## What is expected
Down to the final line, print the records below exactly and without pictures.

Text content records for pages:
+-------+
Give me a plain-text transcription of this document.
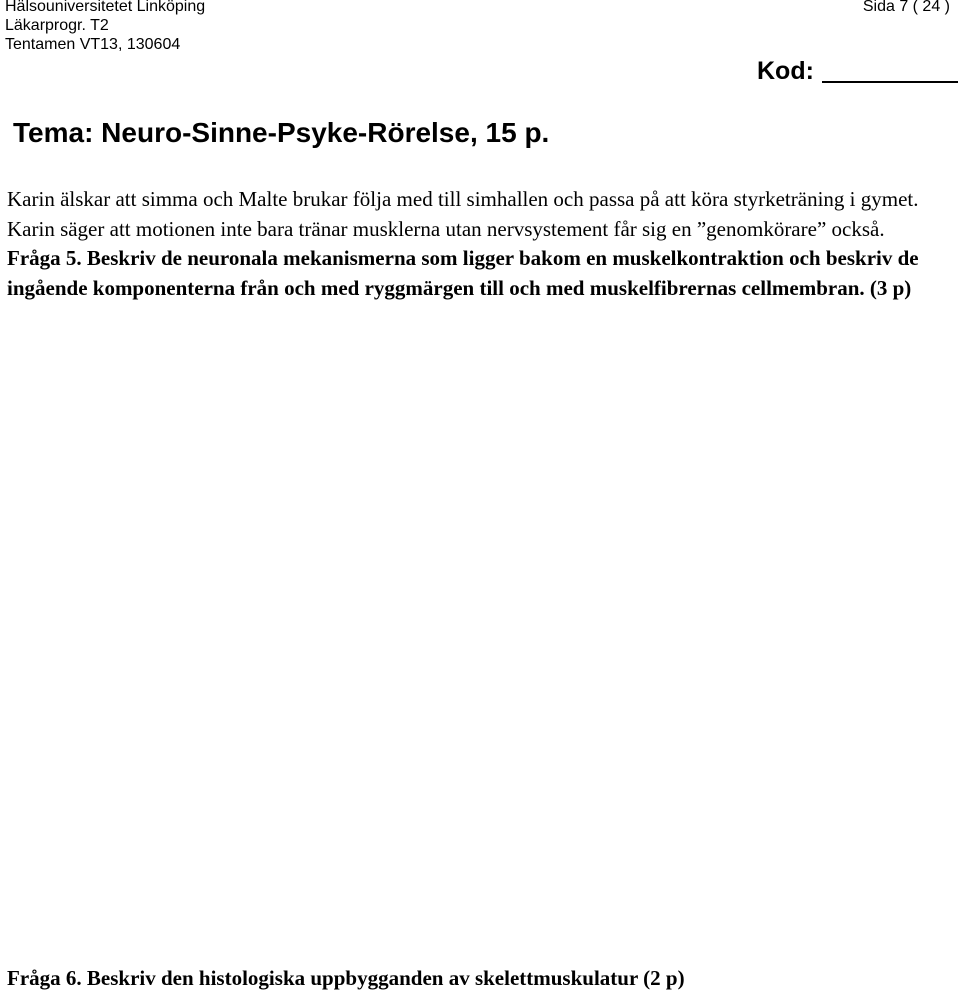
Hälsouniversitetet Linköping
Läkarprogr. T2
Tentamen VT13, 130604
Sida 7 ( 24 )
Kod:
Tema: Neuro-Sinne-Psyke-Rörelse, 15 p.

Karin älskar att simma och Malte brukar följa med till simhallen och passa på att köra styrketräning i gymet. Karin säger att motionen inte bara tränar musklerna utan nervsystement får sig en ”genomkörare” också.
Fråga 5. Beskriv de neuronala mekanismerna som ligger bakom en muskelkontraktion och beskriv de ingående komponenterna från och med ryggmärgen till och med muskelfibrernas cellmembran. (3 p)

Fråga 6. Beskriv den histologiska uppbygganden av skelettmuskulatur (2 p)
+-------+
## Result of this task
Give me a plain-text transcription of this document.
Hälsouniversitetet Linköping
Läkarprogr. T2
Tentamen VT13, 130604
Sida 7 ( 24 )
Kod:
Tema: Neuro-Sinne-Psyke-Rörelse, 15 p.

Karin älskar att simma och Malte brukar följa med till simhallen och passa på att köra styrketräning i gymet. Karin säger att motionen inte bara tränar musklerna utan nervsystement får sig en ”genomkörare” också.
Fråga 5. Beskriv de neuronala mekanismerna som ligger bakom en muskelkontraktion och beskriv de ingående komponenterna från och med ryggmärgen till och med muskelfibrernas cellmembran. (3 p)

Fråga 6. Beskriv den histologiska uppbygganden av skelettmuskulatur (2 p)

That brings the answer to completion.